** Start of EXTRACTED RECORDS **

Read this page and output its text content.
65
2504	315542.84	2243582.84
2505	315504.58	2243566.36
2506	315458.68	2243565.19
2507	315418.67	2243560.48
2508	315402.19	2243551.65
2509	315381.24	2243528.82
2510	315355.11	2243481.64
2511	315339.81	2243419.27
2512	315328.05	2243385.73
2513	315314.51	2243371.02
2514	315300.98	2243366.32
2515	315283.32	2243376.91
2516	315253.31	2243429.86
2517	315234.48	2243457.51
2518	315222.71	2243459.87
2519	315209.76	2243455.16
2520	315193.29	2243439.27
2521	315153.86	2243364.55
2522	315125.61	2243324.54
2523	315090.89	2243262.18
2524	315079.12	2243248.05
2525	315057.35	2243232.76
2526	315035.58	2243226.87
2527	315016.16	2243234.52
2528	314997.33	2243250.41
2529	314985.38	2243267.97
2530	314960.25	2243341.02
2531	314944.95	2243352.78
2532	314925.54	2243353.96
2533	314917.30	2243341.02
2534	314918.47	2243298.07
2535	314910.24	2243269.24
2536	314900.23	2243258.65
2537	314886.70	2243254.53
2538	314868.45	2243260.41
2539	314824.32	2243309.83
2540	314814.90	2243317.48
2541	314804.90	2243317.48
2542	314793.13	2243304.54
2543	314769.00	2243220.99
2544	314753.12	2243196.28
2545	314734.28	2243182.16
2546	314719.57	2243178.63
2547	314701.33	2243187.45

** End of EXTRACTED RECORDS **
** Start of EXTRACTED RECORDS **

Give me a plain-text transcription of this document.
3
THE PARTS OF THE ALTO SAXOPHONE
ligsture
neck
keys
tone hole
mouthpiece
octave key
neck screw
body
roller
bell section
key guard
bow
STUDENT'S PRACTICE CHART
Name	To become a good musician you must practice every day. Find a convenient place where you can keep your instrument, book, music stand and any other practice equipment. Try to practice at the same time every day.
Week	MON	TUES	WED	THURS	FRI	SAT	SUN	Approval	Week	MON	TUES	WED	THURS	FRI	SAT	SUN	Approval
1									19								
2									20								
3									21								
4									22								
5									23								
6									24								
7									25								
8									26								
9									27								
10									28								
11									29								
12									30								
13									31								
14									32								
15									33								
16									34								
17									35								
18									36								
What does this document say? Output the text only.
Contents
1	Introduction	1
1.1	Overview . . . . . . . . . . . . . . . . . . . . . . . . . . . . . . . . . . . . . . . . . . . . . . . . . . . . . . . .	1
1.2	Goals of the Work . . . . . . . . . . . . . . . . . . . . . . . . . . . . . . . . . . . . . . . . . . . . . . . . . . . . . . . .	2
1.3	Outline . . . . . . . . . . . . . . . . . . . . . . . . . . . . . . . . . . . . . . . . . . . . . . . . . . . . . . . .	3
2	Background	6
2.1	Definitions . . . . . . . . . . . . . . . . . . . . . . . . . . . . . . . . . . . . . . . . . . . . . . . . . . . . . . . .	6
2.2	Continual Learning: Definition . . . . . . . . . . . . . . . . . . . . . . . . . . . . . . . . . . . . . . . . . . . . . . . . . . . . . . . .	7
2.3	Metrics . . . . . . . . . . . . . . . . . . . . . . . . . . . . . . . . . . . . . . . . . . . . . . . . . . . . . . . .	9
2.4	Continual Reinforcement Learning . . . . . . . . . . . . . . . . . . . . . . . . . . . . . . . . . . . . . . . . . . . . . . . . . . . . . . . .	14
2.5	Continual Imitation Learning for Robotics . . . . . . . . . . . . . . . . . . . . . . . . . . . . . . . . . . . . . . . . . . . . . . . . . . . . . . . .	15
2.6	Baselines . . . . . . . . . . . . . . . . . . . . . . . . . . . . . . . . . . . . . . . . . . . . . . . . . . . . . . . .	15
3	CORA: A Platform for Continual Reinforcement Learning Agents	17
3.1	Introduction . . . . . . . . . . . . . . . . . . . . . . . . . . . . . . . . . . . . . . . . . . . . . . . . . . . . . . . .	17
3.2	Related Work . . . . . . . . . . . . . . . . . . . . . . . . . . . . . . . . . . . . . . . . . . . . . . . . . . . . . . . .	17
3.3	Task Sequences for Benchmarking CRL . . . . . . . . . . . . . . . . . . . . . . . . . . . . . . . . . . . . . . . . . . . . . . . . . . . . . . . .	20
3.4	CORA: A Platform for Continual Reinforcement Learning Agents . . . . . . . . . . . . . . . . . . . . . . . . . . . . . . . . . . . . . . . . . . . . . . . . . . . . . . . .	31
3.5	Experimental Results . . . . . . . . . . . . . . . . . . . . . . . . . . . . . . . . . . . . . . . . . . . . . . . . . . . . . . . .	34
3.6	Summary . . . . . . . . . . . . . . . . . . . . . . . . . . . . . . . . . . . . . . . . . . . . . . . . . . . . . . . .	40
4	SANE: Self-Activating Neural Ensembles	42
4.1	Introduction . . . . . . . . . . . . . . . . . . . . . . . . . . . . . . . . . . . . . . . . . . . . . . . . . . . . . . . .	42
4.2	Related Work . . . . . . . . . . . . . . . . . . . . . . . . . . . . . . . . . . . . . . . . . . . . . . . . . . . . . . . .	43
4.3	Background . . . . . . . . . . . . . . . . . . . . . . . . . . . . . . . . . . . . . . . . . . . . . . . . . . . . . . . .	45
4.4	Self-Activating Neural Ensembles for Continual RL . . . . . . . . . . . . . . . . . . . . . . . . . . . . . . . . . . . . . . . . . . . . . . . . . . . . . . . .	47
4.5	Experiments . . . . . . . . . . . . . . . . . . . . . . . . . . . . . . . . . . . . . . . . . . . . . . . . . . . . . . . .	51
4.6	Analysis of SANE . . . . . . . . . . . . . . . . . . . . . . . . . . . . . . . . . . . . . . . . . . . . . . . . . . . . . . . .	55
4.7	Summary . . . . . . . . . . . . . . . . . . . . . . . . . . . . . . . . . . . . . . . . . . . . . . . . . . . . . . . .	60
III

** End of EXTRACTED RECORDS **

▶ **GOAL OF THE EXERCISE**: Find all lines where the word "Related" appears. Copy them.

▶ **RESPONSE BELOW**:
3.2	Related Work . . . . . . . . . . . . . . . . . . . . . . . . . . . . . . . . . . . . . . . . . . . . . . . . . . . . . . . .	17
4.2	Related Work . . . . . . . . . . . . . . . . . . . . . . . . . . . . . . . . . . . . . . . . . . . . . . . . . . . . . . . .	43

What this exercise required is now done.